*Trecho da página:*
Day-to-Day

Nome: Desobjeto.

September 3, 2009

O menino que era esquerdo viu no meio do quintal um pente. O pente estava próximo de não ser mais um pente. Estaria mais perto de ser uma folha dentada. Dentada um tanto que já se havia incluído no chão que nem uma pedra um caramujo um sapo. Era alguma coisa nova o pente. O chão teria comido logo um pouco de seus dentes. Camadas de areia e formigas roeram seu organismo. Se é que um pente tem organismo.

O fato é que o pente estava sem costela. Não se poderia mais dizer se aquela coisa fora um pente ou um leque. As cores a chifre de que fora feito o pente deram lugar a um esverdeado musgo. Acho que os bichos do lugar mijavam muito naquele desobjeto. O fato é que o pente perdera sua personalidade. Estava encostado às raízes de uma árvore e não servia mais nem pra pentear macaco. O menino que era esquerdo e tinha cacoete pra poeta, justamente ele enxergara o pente naquele estado terminal. E o menino deu pra imaginar que o pente, naquele estado, já estaria incorporado à natureza como um rio, um osso, um lagarto. Eu acho que as árvores colaboravam na solidão daquele pente.

*A fazer:*
(1) Responda, com base no texto sobre o pente:
(a) Que cor tomou o lugar das cores a chifre de que o pente fora feito?
(b) O que roeu o organismo do pente?
(c) Além de ser esquerdo, que traço tinha o menino?
(2) Cite o trecho do texto sobre o pente que vai de "O fato é que o pente estava" até "solidão daquele pente.".
(3) Escreva o que vem depois da última frase do texto sobre o pente.
Os registros não têm relação alguma com o texto sobre o pente.

*Dados registrados:*
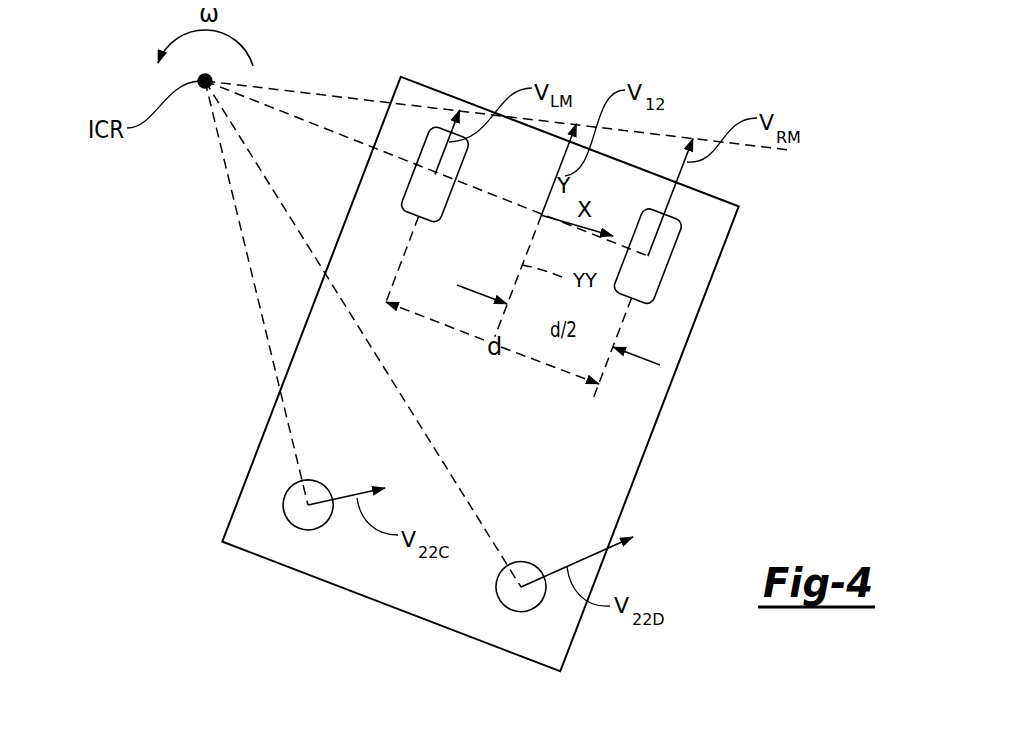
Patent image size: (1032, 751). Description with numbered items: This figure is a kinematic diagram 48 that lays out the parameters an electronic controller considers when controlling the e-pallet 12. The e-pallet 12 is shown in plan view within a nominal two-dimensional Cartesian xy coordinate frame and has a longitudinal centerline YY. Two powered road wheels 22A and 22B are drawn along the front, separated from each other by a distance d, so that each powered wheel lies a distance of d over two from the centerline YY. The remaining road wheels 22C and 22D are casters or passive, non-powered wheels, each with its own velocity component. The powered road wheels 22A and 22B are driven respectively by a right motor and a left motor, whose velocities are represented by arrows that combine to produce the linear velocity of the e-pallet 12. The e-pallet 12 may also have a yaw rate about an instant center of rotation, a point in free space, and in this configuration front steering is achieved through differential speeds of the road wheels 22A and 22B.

The e-pallet 12 is at (506, 421).
The powered road wheel 22A is at (403, 197).
The powered road wheel 22B is at (660, 287).
The non-powered road wheel 22C is at (293, 528).
The non-powered road wheel 22D is at (510, 612).
The kinematic diagram 48 is at (787, 50).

*Respostas por tarefa:*
(1)
(a) Um esverdeado musgo.
(b) Camadas de areia e formigas.
(c) Tinha cacoete pra poeta.

(2)
O fato é que o pente estava sem costela. Não se poderia mais dizer se aquela coisa fora um pente ou um leque. As cores a chifre de que fora feito o pente deram lugar a um esverdeado musgo. Acho que os bichos do lugar mijavam muito naquele desobjeto. O fato é que o pente perdera sua personalidade. Estava encostado às raízes de uma árvore e não servia mais nem pra pentear macaco. O menino que era esquerdo e tinha cacoete pra poeta, justamente ele enxergara o pente naquele estado terminal. E o menino deu pra imaginar que o pente, naquele estado, já estaria incorporado à natureza como um rio, um osso, um lagarto. Eu acho que as árvores colaboravam na solidão daquele pente.

(3)
Manoel De Barros.

  • Tito Ferradans September 3, 2009 at 5:56 pm

    Mainha que me mandou essa. Mereceu ser postada!

  • fatima September 3, 2009 at 11:01 pm

    O Título/nome (as coisas que Manoel de Barros escreve, não têm ‘título’, têm nome, são humanas que nem nós…) desse texto é “Desobjeto” e está no livro “Memórias Inventadas – A Infância”. (O editor pediu que escrevesse suas memórias, ele contrapropôs: só se forem memórias inventadas! O editor topou.

  • fiuzalima September 3, 2009 at 11:15 pm

    Este Blog tá cada dia mais cultura.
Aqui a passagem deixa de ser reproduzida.